**TEXT BLOCK**
- - - - -

I'm currently trying to register touches on the screen in World Space.
I first convert them to normalized Device Coordinates and then try to multiply a point at the near side of the normalized cube (z = -1) and a point at the far side of the normalized cube (z = 1) with the inverted ProjectionViewMatrix to get a Line between them.
My approach so far:
//Calculate ProjectionViewMatrix
Matrix.multiplyMM(projectionViewMatrix,0,perspectiveProjectionMatrix,0,viewMatrix,0);
//Calculate Inverse
Matrix.invertM(invertedProjectionViewMatrix,0,projectionViewMatrix,0);
float[] nearPoint = {x, y, -1, 1};
float[] farPoint = {x, y, 1, 1};
float[] nearPointWorldSpace = new float[4];
float[] farPointWorldSpace = new float[4];
Matrix.multiplyMV(nearPointWorldSpace,0, invertedProjectionViewMatrix,0, nearPoint,0);
Matrix.multiplyMV(farPointWorldSpace,0, invertedProjectionViewMatrix,0, farPoint,0);
perspectiveDevide(nearPointWorldSpace);
perspectiveDevide(farPointWorldSpace);
Where perspectiveDevide is defined as:
private static void perspectiveDevide(float[] vector) {
vector[0] /= vector[3];
vector[1] /= vector[3];
vector[2] /= vector[3];
}
Now what I should get is a near and far point that have the same or very similar X/Y-Coordinates, because my Camera is right above the lookAt and with no angle.

- - - - -

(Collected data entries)
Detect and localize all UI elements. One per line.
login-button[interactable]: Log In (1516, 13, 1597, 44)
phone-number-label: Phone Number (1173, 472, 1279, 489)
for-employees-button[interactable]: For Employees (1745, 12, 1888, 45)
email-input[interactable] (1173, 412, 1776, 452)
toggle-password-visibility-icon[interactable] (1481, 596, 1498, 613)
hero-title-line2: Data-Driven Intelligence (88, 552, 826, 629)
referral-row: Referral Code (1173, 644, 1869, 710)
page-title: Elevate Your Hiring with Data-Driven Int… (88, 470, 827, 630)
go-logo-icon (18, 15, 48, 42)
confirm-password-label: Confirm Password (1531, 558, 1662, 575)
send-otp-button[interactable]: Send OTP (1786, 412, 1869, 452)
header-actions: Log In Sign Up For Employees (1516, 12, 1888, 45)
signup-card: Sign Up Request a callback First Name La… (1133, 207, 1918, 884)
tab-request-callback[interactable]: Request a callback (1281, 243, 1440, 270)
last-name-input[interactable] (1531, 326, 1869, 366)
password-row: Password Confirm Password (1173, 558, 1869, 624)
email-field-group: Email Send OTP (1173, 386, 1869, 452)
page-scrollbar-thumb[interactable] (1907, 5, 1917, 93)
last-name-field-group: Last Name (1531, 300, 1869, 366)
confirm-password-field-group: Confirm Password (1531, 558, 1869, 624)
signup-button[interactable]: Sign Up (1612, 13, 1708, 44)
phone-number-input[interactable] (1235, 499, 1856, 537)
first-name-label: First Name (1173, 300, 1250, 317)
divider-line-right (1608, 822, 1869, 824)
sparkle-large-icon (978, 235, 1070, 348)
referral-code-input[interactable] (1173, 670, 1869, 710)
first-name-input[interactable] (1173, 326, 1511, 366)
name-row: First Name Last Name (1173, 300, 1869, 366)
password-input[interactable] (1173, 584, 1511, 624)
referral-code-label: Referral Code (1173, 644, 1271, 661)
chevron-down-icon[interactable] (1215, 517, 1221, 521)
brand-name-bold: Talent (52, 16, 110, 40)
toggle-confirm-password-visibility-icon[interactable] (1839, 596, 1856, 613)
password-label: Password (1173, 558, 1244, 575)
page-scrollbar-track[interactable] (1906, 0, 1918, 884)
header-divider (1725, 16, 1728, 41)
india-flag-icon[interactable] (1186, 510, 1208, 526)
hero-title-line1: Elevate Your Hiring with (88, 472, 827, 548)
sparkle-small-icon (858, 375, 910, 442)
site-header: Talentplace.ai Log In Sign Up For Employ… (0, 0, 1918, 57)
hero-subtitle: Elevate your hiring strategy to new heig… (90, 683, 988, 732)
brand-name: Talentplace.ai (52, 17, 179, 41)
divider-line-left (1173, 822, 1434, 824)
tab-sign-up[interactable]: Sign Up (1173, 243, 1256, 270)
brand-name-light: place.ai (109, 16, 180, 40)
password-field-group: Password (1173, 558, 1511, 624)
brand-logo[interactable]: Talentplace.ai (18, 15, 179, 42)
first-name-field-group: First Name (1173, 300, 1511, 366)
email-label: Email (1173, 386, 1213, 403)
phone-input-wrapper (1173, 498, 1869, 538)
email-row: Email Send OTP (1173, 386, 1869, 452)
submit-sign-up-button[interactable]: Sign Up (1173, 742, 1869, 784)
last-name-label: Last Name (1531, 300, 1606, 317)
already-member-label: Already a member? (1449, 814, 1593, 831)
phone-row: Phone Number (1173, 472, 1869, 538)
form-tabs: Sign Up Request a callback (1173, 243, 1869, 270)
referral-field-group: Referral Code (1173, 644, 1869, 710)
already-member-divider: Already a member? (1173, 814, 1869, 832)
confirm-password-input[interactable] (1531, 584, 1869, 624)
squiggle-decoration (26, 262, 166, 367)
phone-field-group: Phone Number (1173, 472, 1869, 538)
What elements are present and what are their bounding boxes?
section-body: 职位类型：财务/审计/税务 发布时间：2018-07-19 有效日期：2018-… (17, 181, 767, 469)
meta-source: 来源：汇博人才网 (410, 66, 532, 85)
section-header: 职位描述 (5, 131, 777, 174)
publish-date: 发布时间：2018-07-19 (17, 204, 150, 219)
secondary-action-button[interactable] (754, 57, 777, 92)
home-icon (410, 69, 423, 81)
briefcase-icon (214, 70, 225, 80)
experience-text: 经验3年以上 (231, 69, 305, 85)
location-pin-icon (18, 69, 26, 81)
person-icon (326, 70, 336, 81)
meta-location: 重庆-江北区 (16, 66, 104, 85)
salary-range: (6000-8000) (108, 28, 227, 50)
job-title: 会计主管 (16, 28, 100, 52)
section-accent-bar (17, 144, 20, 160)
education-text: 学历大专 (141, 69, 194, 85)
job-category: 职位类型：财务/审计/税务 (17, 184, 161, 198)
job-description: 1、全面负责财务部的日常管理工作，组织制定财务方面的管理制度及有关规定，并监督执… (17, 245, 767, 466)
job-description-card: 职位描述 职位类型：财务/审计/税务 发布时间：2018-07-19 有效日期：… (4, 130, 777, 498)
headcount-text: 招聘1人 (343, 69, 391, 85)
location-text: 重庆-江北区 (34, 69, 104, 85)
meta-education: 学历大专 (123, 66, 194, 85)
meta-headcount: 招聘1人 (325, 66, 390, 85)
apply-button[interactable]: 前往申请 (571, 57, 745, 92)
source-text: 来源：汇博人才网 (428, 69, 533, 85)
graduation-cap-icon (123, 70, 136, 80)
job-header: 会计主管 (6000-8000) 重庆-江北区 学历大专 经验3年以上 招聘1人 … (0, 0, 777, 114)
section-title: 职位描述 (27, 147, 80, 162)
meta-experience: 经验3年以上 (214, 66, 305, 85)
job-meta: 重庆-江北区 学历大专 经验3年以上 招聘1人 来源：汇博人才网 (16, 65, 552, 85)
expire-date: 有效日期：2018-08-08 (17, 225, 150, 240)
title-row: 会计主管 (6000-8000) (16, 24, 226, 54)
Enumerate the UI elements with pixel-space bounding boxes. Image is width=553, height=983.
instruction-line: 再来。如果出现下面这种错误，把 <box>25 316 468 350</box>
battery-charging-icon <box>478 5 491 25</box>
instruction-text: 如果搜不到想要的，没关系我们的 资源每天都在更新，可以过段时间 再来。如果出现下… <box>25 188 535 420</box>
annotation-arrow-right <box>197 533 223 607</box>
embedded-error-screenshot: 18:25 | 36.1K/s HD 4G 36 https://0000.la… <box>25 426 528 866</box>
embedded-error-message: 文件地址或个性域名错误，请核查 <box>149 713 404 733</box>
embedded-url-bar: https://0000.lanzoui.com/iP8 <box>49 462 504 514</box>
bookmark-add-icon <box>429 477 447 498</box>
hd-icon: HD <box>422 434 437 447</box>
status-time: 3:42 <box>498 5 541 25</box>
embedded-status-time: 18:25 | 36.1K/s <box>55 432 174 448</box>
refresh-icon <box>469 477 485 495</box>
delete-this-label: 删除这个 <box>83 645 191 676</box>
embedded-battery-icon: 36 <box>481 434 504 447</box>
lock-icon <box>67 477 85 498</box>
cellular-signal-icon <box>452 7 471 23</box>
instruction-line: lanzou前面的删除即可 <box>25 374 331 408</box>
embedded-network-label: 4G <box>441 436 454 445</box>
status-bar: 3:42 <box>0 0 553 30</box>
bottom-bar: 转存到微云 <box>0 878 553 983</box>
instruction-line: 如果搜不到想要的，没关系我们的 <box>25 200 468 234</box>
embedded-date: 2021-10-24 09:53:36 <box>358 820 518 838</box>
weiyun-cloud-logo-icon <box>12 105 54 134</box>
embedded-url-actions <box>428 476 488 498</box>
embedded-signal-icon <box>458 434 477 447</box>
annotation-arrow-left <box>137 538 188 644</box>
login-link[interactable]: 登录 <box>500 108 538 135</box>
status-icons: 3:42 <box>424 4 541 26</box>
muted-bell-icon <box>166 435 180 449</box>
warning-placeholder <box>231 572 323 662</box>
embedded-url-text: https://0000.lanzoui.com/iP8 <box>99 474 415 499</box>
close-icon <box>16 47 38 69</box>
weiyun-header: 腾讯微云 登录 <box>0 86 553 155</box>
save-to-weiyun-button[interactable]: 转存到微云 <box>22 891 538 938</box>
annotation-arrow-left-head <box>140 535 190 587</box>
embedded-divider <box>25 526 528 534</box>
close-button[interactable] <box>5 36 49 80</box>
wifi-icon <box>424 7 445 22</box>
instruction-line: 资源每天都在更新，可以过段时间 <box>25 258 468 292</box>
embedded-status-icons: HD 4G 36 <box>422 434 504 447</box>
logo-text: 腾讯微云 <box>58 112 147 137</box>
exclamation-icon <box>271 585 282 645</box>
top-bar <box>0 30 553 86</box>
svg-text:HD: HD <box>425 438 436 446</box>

- - - - -

**YOUR TASKS**
**1.** Decide whether each statement below agrees with the question about touches in world space. For each, answer yes or no and quote the deciding words. (a) The near point is given a z value of -1. (b) The camera views the scene at an angle. (c) The inverse is computed from the projection-view matrix with Matrix.invertM.
**2.** List every distinct method of the Matrix class that is called in the code of the question about touches in world space.

**SOLUTIONS BELOW**
**1.**
(a) Yes: "float[] nearPoint = {x, y, -1, 1};"
(b) No: "my Camera is right above the lookAt and with no angle"
(c) Yes: "Matrix.invertM(invertedProjectionViewMatrix,0,projectionViewMatrix,0);"

**2.**
Matrix.multiplyMM
Matrix.invertM
Matrix.multiplyMV